• [WHAT YOU SHOULD DO] Extract all lines containing "true".

** start RECORDS SHOWN **

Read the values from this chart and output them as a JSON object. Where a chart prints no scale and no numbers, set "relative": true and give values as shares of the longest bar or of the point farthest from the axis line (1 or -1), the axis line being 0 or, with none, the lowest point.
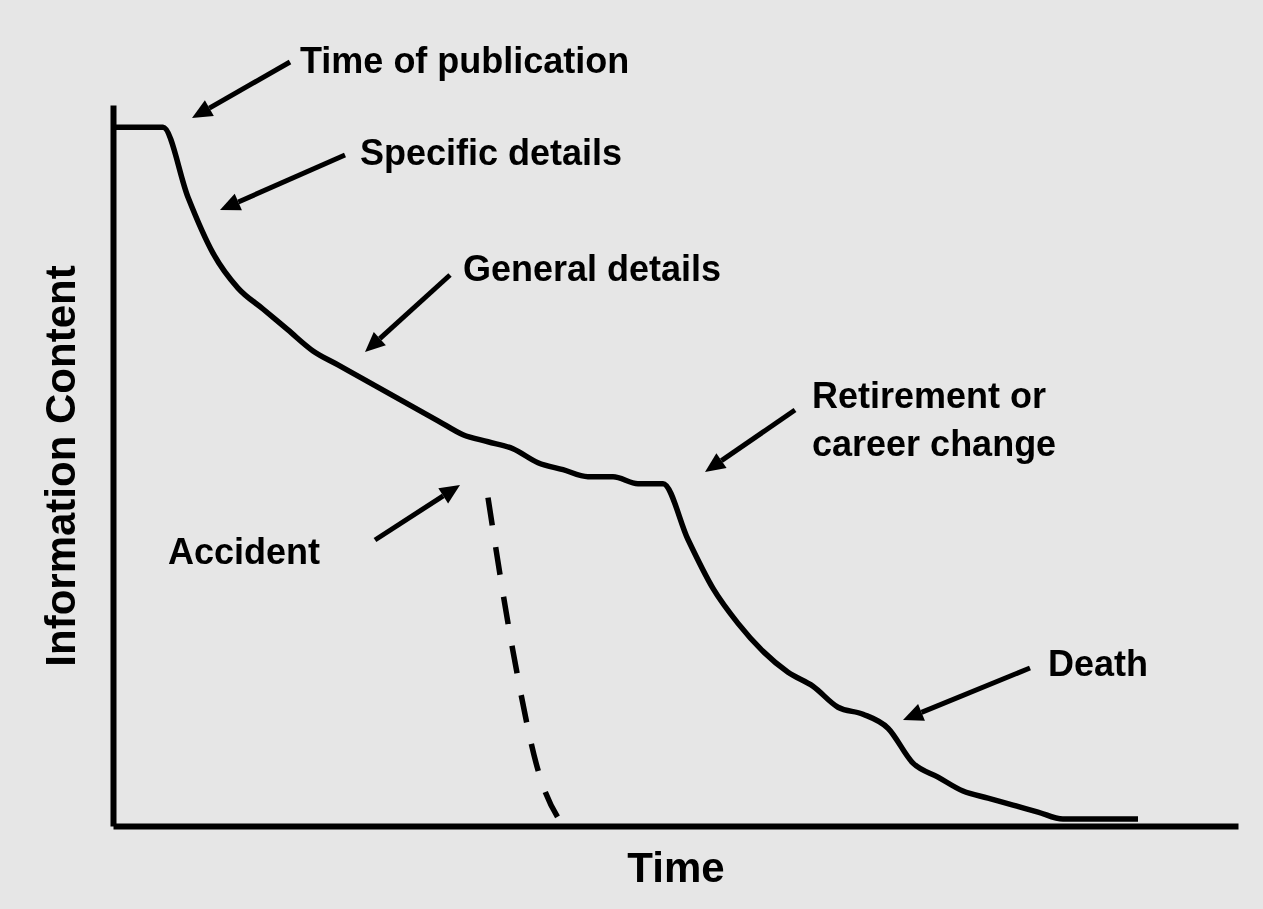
{
  "chart_data": {
    "type": "line",
    "relative": true,
    "xlabel": "Time",
    "ylabel": "Information Content",
    "categories": [
      null,
      null,
      null,
      null,
      null,
      null,
      null,
      null,
      null,
      null,
      null,
      null,
      null,
      null,
      null,
      null,
      null,
      null,
      null,
      null,
      null,
      null,
      null,
      null,
      null,
      null,
      null,
      null,
      null,
      null,
      null,
      null,
      null,
      null,
      null,
      null,
      null,
      null,
      null,
      null,
      null,
      null,
      null,
      null,
      null,
      null
    ],
    "series": [
      {
        "color": "#000000",
        "line_style": "solid",
        "values": [
          1.0,
          1.0,
          1.0,
          0.9,
          0.82,
          0.77,
          0.74,
          0.71,
          0.68,
          0.66,
          0.64,
          0.62,
          0.6,
          0.58,
          0.56,
          0.55,
          0.54,
          0.52,
          0.51,
          0.5,
          0.5,
          0.49,
          0.49,
          0.41,
          0.34,
          0.29,
          0.25,
          0.22,
          0.2,
          0.17,
          0.16,
          0.14,
          0.09,
          0.07,
          0.05,
          0.04,
          0.03,
          0.02,
          0.01,
          0.01,
          0.01,
          0.01,
          null,
          null,
          null,
          null
        ]
      },
      {
        "color": "#000000",
        "line_style": "dashed",
        "values": [
          null,
          null,
          null,
          null,
          null,
          null,
          null,
          null,
          null,
          null,
          null,
          null,
          null,
          null,
          null,
          0.47,
          0.25,
          0.08,
          0.0,
          null,
          null,
          null,
          null,
          null,
          null,
          null,
          null,
          null,
          null,
          null,
          null,
          null,
          null,
          null,
          null,
          null,
          null,
          null,
          null,
          null,
          null,
          null,
          null,
          null,
          null,
          null
        ]
      }
    ],
    "annotations": [
      "Time of publication",
      "Specific details",
      "General details",
      "Retirement or\ncareer change",
      "Accident",
      "Death"
    ],
    "marker": "none"
  }
}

** end RECORDS SHOWN **

• [SOLUTION FOR THIS EXERCISE]
Read the values from this chart and output them as a JSON object. Where a chart prints no scale and no numbers, set "relative": true and give values as shares of the longest bar or of the point farthest from the axis line (1 or -1), the axis line being 0 or, with none, the lowest point.
    "relative": true,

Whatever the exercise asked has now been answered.